◆ **Extracted records**
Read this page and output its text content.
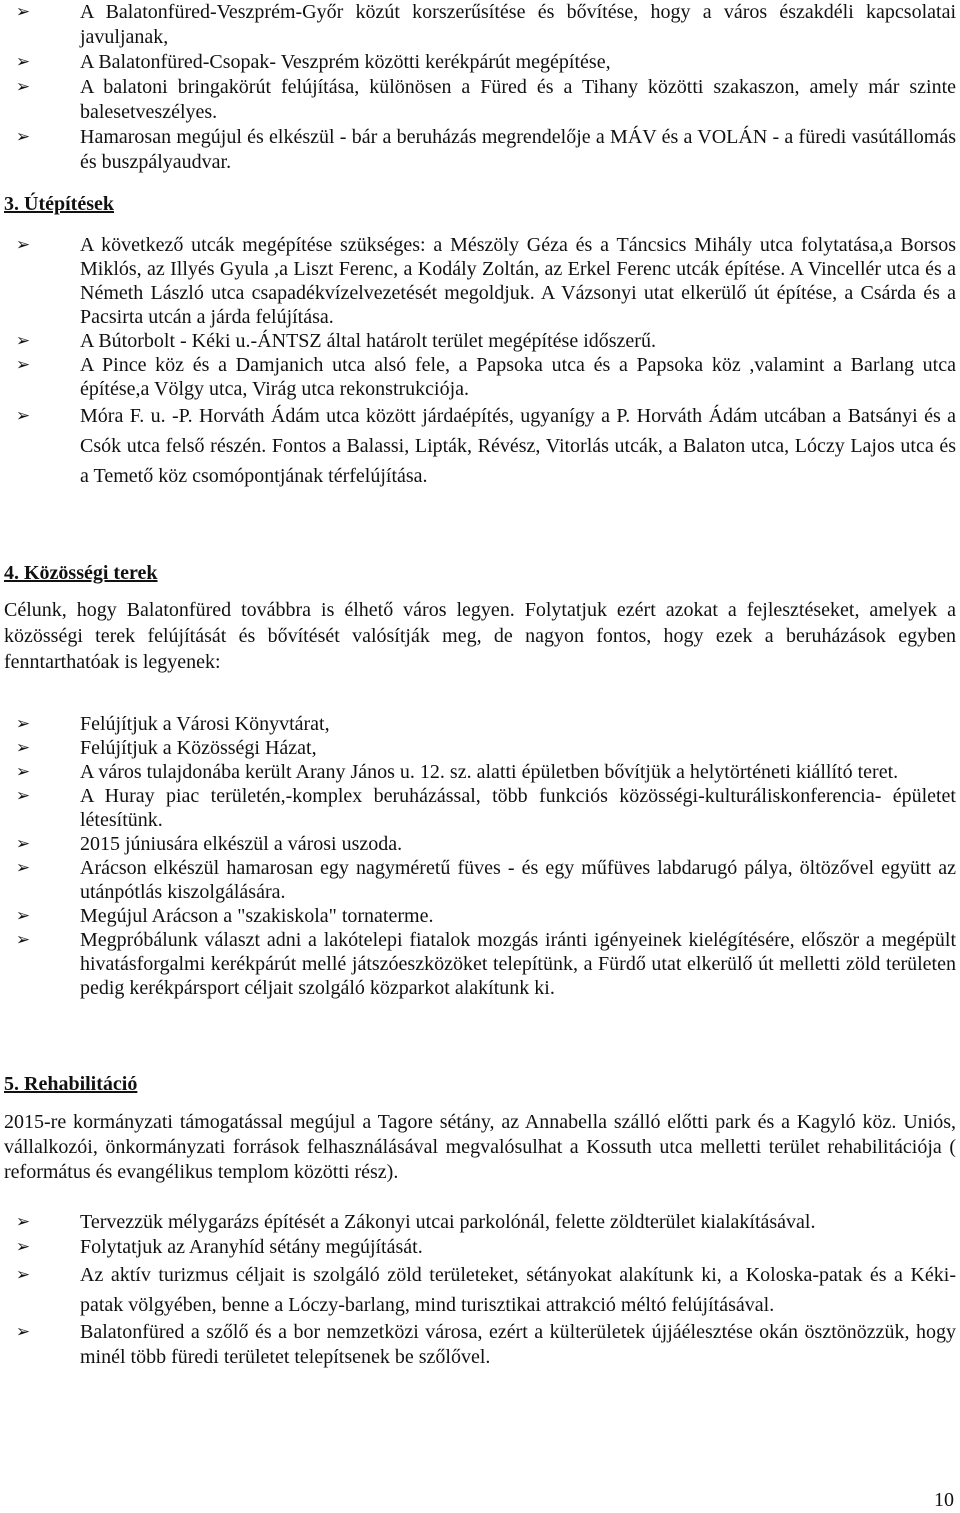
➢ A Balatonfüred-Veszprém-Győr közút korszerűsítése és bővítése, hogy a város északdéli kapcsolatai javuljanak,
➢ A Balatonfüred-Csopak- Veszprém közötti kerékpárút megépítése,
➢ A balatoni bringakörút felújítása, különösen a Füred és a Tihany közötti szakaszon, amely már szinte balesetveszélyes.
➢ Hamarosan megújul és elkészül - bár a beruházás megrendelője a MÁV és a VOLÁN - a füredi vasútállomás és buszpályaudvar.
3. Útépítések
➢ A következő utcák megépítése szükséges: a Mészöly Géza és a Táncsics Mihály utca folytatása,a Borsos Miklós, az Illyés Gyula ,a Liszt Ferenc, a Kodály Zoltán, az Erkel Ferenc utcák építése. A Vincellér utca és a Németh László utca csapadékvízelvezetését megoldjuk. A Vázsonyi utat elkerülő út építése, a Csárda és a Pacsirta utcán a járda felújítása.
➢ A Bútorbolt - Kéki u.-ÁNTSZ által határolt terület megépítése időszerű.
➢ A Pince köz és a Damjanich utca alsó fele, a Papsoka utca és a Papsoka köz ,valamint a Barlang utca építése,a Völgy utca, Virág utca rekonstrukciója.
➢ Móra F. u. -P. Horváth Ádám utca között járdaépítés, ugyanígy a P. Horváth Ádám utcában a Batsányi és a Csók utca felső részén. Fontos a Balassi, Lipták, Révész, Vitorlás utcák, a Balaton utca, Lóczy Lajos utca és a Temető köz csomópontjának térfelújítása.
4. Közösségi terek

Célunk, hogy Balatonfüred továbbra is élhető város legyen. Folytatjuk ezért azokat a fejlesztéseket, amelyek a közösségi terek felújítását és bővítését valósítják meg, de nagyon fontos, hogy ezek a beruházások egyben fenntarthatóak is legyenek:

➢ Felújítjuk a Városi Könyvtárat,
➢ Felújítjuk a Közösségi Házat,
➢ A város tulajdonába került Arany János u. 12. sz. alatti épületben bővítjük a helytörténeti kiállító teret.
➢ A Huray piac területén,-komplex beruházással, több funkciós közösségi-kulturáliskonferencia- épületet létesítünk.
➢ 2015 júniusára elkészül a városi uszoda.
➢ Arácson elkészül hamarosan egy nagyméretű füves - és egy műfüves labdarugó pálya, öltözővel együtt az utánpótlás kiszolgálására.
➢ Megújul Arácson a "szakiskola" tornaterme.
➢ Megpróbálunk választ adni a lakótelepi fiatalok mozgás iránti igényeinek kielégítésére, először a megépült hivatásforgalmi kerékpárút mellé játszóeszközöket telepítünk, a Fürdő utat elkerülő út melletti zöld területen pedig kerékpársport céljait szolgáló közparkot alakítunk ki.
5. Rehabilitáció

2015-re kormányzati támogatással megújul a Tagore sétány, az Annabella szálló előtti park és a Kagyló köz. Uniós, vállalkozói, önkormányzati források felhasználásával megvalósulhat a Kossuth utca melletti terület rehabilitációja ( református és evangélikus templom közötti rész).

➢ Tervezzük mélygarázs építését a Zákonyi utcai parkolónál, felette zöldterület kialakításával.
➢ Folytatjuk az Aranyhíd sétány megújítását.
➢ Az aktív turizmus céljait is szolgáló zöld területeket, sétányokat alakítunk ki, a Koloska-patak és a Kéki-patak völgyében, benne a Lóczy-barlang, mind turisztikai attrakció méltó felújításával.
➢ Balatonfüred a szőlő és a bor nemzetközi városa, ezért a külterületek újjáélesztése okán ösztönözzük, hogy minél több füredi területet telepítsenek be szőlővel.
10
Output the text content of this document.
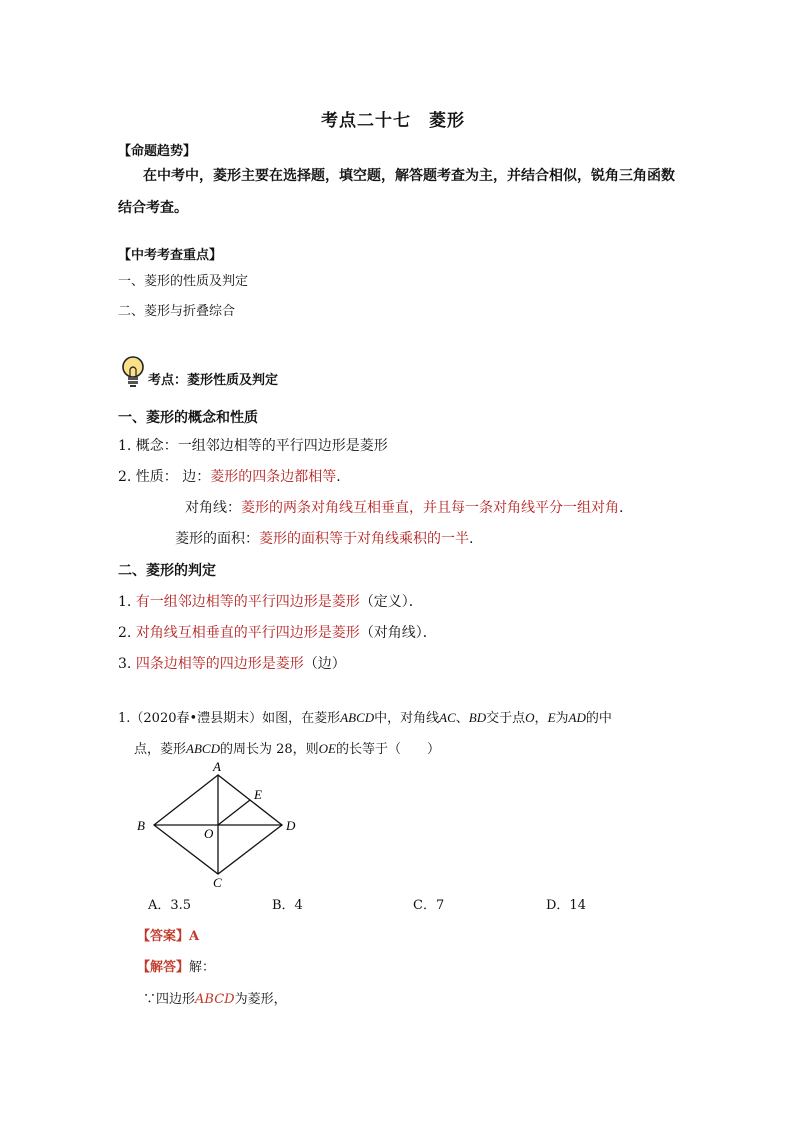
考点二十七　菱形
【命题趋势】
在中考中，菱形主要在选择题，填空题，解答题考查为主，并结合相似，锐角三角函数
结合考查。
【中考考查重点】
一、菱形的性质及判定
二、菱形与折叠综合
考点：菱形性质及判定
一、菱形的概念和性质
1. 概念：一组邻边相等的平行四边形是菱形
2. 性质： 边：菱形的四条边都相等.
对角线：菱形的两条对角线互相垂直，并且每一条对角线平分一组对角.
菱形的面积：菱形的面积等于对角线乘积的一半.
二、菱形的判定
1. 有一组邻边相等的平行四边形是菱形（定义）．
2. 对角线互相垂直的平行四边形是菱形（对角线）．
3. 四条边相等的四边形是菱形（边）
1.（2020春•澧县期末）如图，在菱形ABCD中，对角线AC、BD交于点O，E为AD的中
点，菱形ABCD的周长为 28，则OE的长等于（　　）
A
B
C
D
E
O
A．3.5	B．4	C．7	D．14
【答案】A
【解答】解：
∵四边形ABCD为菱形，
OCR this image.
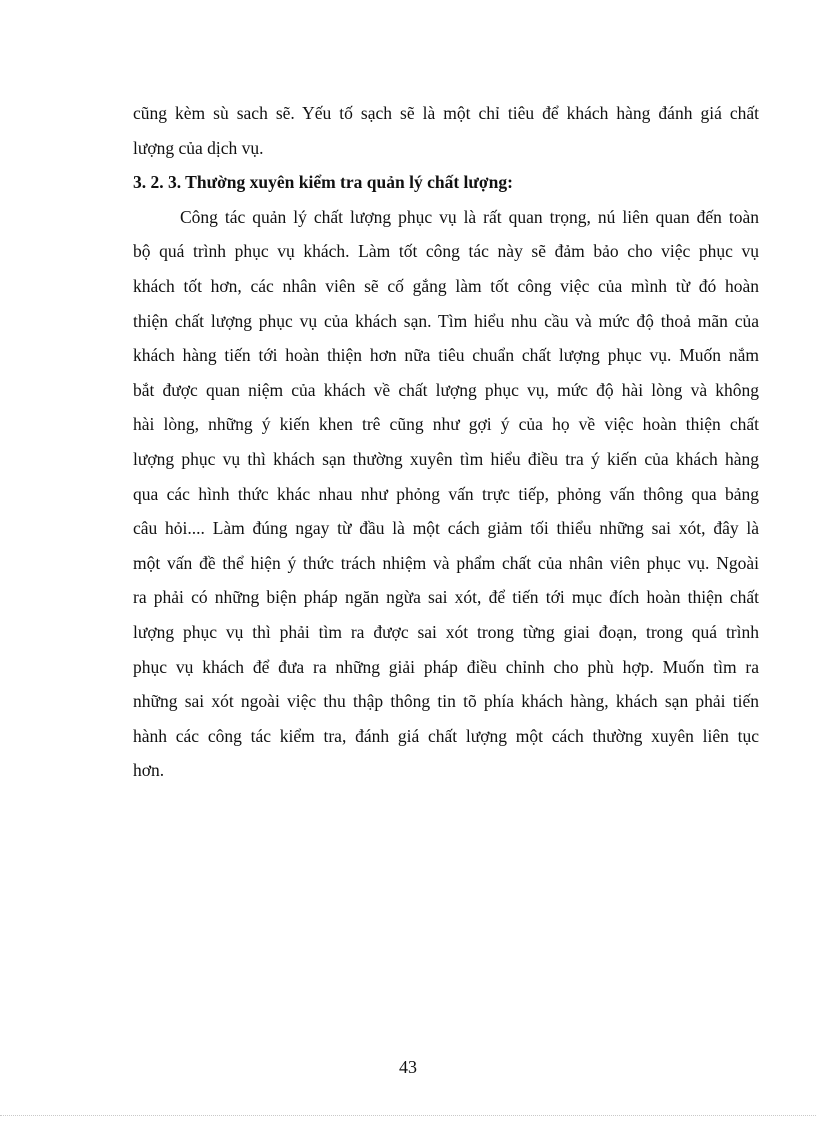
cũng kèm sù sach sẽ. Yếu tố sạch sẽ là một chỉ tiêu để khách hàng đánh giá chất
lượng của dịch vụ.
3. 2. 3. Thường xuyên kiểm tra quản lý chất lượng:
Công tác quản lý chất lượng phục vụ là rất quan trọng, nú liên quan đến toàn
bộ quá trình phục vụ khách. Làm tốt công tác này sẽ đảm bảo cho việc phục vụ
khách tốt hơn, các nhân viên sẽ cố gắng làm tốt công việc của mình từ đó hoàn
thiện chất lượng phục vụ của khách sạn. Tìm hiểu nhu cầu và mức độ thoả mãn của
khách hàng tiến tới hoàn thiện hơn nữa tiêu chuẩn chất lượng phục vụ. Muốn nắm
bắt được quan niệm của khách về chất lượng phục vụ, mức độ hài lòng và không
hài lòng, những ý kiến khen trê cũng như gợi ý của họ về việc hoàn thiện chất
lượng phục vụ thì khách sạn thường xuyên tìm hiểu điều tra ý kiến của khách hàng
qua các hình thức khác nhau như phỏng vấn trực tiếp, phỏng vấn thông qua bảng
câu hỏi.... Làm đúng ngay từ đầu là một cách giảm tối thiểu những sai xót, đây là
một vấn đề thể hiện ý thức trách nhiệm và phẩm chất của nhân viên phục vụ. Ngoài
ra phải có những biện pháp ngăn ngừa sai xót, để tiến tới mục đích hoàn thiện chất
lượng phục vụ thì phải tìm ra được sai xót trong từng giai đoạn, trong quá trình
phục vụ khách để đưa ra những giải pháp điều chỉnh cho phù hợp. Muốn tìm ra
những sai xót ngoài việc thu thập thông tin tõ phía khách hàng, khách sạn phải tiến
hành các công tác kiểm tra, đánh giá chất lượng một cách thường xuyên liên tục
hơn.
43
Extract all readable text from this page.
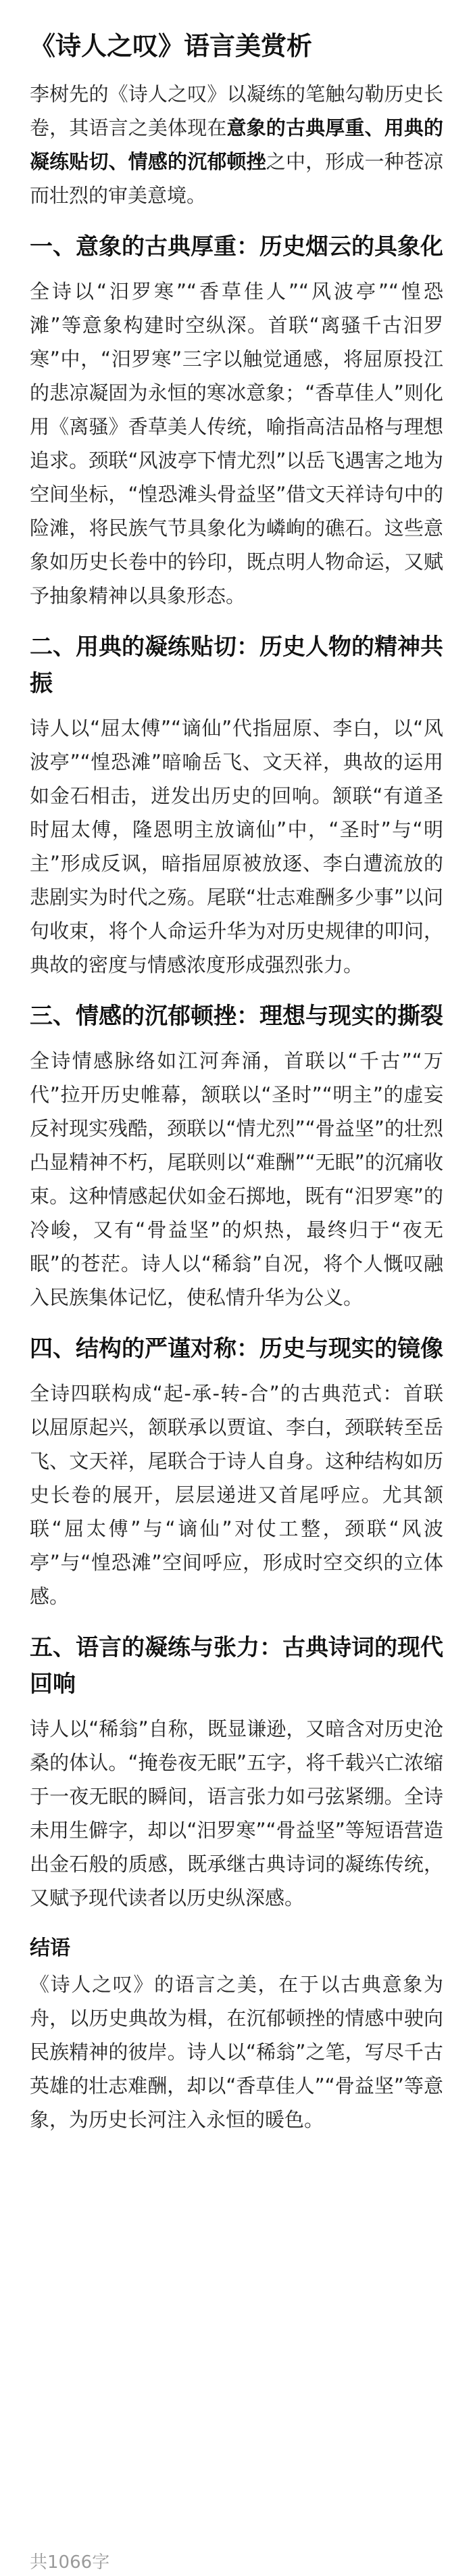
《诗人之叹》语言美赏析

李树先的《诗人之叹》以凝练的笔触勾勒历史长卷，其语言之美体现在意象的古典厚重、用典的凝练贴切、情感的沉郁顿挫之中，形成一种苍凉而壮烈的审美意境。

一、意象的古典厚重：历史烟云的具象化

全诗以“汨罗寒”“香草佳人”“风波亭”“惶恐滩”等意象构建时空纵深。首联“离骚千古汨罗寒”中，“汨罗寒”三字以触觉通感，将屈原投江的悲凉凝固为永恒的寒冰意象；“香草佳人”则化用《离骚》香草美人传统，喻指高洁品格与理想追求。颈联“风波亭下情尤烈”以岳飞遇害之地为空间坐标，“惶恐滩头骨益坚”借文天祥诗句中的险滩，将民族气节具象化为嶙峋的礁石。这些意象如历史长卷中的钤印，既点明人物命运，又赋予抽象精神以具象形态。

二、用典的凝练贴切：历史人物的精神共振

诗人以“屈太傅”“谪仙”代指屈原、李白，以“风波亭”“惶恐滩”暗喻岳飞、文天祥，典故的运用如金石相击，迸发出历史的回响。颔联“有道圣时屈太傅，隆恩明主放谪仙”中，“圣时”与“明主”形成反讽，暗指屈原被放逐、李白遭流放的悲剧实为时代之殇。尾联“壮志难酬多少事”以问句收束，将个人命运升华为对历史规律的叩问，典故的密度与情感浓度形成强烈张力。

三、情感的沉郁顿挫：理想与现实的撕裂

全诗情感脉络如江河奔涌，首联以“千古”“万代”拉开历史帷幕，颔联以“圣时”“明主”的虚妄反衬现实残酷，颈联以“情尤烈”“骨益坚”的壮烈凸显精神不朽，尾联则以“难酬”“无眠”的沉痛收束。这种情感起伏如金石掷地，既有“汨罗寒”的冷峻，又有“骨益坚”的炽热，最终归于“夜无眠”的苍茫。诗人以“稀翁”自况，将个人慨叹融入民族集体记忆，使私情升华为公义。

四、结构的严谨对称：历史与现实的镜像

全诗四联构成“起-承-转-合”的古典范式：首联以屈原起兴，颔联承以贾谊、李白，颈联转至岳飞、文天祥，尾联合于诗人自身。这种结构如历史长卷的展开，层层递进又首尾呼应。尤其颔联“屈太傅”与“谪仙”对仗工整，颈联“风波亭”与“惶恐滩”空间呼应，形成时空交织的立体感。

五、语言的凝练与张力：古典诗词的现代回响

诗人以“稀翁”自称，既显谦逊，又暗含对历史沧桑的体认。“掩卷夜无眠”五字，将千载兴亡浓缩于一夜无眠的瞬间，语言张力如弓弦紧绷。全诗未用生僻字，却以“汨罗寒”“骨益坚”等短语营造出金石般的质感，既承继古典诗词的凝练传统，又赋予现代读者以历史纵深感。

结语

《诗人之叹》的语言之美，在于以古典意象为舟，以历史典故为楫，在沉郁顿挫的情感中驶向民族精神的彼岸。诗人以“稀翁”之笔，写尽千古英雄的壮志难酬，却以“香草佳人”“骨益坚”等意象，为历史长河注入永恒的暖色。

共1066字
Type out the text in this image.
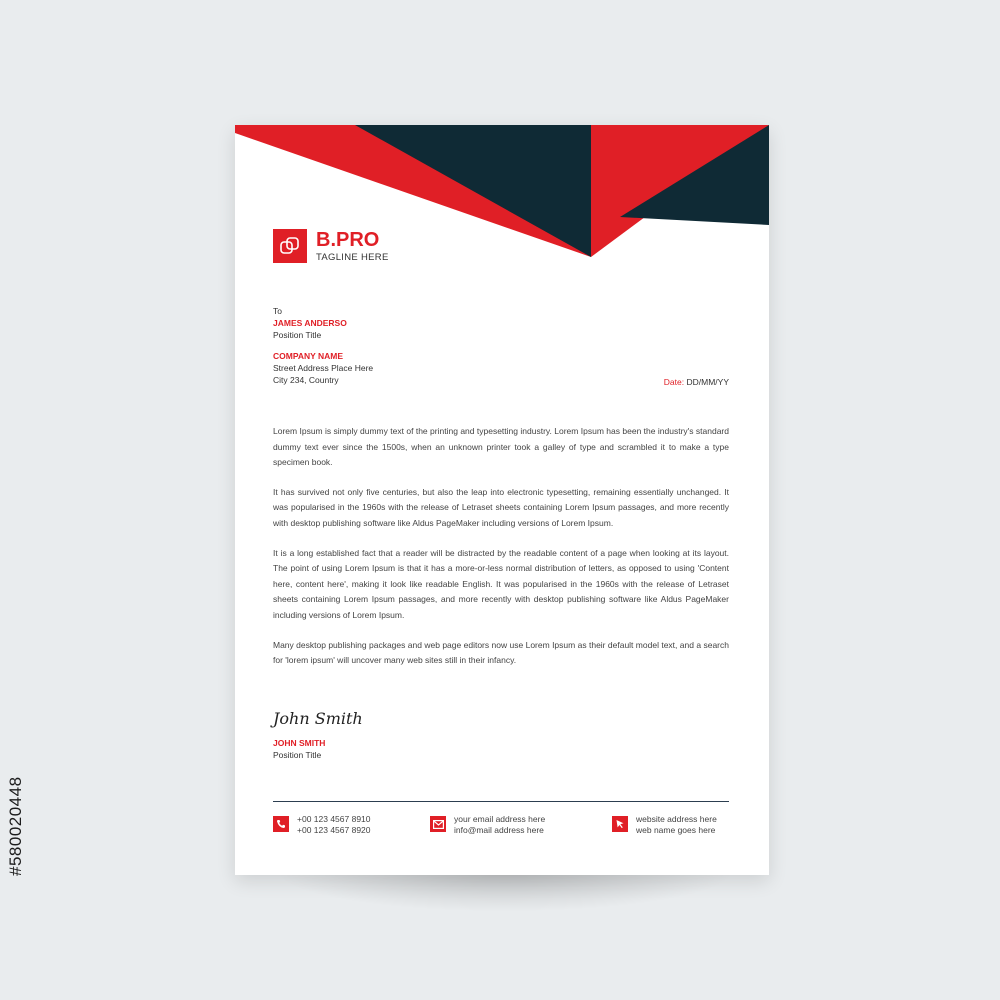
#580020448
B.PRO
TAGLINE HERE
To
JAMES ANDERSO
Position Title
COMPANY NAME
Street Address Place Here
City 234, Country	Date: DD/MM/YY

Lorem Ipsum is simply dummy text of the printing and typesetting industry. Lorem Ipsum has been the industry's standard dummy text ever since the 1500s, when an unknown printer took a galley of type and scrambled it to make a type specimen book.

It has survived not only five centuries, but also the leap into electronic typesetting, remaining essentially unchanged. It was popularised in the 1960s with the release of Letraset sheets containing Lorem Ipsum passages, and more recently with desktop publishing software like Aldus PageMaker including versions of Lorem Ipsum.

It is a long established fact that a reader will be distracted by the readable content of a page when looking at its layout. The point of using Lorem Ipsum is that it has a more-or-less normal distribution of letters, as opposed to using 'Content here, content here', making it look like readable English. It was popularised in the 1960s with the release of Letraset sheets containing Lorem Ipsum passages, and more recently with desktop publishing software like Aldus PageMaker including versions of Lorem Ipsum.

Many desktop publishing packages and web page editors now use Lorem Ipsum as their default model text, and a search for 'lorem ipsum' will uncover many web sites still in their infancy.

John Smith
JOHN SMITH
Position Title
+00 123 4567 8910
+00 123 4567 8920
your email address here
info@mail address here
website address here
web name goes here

◆ **Set task**
Pick out and copy every line that contains the word "cũng".

◆ **The result**
cũng kèm sù sach sẽ. Yếu tố sạch sẽ là một chỉ tiêu để khách hàng đánh giá chất
hài lòng, những ý kiến khen trê cũng như gợi ý của họ về việc hoàn thiện chất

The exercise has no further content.